[Rows from a dataset]
.....
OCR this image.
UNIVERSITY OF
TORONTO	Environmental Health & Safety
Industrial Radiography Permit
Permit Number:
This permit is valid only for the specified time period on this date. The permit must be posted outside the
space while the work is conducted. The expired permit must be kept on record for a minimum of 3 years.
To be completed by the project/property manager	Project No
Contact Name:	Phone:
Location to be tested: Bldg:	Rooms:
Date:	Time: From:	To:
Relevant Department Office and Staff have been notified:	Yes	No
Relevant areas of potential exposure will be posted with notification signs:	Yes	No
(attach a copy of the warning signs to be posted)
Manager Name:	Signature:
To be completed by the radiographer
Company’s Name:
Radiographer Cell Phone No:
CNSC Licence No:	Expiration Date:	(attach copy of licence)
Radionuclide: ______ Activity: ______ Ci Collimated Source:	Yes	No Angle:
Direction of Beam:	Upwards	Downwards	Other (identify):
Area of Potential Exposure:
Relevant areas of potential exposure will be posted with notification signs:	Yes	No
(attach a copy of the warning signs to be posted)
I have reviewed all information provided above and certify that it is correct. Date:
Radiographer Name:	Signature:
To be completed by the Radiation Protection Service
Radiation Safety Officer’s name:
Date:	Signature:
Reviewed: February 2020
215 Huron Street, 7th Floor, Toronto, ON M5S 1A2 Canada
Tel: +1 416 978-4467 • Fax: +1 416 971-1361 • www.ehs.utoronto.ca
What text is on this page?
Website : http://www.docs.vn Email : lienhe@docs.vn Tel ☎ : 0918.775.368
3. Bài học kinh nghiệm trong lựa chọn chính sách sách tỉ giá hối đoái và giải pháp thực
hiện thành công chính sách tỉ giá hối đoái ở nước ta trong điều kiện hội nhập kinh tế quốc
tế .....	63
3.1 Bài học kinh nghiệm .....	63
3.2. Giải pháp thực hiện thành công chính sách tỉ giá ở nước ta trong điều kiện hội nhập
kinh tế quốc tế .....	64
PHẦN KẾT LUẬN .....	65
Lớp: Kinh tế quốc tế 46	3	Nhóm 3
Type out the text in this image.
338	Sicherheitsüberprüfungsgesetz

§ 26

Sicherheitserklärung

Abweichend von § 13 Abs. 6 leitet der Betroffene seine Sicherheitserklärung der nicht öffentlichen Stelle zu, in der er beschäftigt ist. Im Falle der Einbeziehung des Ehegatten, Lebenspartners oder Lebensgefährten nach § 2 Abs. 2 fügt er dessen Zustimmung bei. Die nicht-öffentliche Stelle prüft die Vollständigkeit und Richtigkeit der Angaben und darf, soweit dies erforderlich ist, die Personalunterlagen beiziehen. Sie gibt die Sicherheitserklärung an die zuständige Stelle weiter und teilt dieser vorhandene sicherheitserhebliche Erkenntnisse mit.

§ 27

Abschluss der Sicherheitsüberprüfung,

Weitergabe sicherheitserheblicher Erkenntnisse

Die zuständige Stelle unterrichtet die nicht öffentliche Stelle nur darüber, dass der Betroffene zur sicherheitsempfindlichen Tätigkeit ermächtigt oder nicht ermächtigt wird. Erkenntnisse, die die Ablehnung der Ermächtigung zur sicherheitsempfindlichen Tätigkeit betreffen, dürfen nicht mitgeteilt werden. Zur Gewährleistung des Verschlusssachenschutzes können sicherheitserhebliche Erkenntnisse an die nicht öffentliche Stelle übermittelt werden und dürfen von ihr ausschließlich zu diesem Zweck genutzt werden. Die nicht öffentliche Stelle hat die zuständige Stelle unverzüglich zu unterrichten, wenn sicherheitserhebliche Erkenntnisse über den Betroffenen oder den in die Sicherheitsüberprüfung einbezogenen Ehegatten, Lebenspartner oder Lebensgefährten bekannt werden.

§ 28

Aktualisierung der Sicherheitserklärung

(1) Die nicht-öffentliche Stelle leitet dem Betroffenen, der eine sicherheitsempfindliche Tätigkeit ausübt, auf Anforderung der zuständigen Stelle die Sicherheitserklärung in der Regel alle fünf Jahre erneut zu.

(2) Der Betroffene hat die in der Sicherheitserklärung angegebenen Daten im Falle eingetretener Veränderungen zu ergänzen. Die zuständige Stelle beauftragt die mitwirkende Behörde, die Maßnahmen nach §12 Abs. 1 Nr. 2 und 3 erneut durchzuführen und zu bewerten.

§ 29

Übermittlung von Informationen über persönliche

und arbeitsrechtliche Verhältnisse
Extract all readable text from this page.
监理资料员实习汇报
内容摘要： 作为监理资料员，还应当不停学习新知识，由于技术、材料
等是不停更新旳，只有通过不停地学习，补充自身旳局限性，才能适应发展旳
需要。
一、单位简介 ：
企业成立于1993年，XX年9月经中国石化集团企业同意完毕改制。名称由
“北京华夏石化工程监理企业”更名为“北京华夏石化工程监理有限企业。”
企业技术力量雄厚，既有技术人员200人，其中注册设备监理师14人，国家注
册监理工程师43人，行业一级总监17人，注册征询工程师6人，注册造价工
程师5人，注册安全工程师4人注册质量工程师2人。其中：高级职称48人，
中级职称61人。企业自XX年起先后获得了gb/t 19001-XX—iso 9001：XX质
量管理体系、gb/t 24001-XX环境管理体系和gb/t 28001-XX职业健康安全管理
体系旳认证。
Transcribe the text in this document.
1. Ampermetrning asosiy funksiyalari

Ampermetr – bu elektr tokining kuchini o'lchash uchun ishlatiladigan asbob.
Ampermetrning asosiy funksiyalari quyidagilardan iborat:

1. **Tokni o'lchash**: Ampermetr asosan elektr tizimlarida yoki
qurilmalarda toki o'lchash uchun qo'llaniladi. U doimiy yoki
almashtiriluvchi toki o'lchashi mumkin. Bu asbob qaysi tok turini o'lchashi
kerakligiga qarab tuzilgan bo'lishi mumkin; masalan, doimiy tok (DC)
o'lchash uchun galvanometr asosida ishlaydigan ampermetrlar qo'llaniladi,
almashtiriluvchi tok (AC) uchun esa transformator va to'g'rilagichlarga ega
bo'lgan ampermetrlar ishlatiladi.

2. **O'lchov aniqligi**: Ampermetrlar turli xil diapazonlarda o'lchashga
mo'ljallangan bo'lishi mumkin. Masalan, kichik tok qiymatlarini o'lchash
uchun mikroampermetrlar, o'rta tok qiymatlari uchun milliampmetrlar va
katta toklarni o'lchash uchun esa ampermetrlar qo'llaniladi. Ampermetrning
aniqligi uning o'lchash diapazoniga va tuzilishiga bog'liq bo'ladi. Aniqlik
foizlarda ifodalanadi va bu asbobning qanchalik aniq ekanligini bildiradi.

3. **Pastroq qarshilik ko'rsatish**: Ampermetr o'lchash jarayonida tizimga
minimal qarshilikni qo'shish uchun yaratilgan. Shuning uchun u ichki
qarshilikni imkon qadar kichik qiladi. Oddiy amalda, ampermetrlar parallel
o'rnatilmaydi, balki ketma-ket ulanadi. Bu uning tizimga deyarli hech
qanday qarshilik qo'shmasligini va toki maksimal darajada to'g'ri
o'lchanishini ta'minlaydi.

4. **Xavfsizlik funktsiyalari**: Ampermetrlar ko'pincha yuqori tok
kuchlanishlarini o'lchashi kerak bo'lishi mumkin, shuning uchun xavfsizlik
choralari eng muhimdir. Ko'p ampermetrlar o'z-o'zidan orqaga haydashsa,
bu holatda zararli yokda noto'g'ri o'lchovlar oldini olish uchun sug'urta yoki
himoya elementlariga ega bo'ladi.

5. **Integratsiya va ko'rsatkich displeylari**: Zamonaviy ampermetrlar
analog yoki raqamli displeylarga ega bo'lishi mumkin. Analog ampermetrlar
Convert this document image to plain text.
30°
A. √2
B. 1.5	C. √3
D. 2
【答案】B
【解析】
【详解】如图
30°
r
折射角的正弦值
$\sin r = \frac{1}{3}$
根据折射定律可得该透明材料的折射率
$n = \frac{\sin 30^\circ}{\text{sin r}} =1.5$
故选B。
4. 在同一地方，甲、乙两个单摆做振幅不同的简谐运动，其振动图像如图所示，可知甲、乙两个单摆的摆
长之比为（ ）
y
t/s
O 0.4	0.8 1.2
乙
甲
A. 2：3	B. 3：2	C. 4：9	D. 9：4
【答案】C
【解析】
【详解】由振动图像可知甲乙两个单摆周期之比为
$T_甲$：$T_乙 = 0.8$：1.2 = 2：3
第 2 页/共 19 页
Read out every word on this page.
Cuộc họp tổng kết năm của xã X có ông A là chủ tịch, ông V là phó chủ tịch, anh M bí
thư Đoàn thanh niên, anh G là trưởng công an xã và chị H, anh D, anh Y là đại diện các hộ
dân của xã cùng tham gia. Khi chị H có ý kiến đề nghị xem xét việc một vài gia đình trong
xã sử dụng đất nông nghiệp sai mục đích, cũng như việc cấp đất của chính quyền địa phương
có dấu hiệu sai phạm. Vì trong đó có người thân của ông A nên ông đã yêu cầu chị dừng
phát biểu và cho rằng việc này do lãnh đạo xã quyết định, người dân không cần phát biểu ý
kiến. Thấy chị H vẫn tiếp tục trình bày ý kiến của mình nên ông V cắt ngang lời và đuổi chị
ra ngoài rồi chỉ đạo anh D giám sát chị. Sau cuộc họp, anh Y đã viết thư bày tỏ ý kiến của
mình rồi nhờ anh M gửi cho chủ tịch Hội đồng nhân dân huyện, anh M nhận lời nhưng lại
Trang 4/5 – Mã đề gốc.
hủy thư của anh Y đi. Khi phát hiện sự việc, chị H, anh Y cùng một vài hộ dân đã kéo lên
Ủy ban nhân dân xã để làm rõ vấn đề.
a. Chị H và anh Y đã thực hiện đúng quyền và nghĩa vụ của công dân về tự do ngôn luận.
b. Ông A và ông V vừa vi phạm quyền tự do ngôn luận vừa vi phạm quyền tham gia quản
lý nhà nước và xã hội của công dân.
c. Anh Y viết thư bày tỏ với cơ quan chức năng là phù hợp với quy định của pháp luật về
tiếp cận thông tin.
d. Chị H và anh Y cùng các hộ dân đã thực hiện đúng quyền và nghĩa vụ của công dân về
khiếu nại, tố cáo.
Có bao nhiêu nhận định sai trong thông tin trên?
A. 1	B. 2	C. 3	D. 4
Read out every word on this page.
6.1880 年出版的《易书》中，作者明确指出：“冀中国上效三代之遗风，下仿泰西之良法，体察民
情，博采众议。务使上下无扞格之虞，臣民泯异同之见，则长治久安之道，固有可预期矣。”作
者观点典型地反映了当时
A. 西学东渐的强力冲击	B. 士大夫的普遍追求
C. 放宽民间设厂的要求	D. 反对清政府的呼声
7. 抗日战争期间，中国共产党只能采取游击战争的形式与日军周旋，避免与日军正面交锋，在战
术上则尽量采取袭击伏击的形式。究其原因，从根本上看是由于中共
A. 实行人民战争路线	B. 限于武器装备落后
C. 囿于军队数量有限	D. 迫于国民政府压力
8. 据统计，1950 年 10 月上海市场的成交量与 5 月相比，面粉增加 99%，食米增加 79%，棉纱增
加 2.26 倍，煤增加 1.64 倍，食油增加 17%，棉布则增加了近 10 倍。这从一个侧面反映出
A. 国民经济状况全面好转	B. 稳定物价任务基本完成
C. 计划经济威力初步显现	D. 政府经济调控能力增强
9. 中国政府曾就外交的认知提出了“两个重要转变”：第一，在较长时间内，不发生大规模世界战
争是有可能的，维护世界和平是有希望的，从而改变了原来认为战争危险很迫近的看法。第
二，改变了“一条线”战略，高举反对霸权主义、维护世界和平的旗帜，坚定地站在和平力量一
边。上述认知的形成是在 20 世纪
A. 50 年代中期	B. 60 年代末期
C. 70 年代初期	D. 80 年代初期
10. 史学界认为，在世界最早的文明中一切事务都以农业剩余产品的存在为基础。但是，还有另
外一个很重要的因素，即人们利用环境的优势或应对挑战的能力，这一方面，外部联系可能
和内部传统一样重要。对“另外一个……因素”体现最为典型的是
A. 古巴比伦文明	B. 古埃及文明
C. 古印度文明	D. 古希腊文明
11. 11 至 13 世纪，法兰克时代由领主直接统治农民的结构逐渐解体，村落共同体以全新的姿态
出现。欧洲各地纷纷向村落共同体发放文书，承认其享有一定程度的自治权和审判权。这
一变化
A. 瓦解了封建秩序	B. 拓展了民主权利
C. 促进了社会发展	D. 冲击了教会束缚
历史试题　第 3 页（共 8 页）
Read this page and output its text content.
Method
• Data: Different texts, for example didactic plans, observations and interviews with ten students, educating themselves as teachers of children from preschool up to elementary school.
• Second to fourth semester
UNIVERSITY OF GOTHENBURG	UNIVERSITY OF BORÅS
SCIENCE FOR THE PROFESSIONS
.....
- _EXERCISE_
Extract, verbatim, the lines from the one containing "Read this page and output its text content." through the last line of the listing above.

- _RESULT OF THE EXERCISE_
Read this page and output its text content.
Method
• Data: Different texts, for example didactic plans, observations and interviews with ten students, educating themselves as teachers of children from preschool up to elementary school.
• Second to fourth semester
UNIVERSITY OF GOTHENBURG	UNIVERSITY OF BORÅS
SCIENCE FOR THE PROFESSIONS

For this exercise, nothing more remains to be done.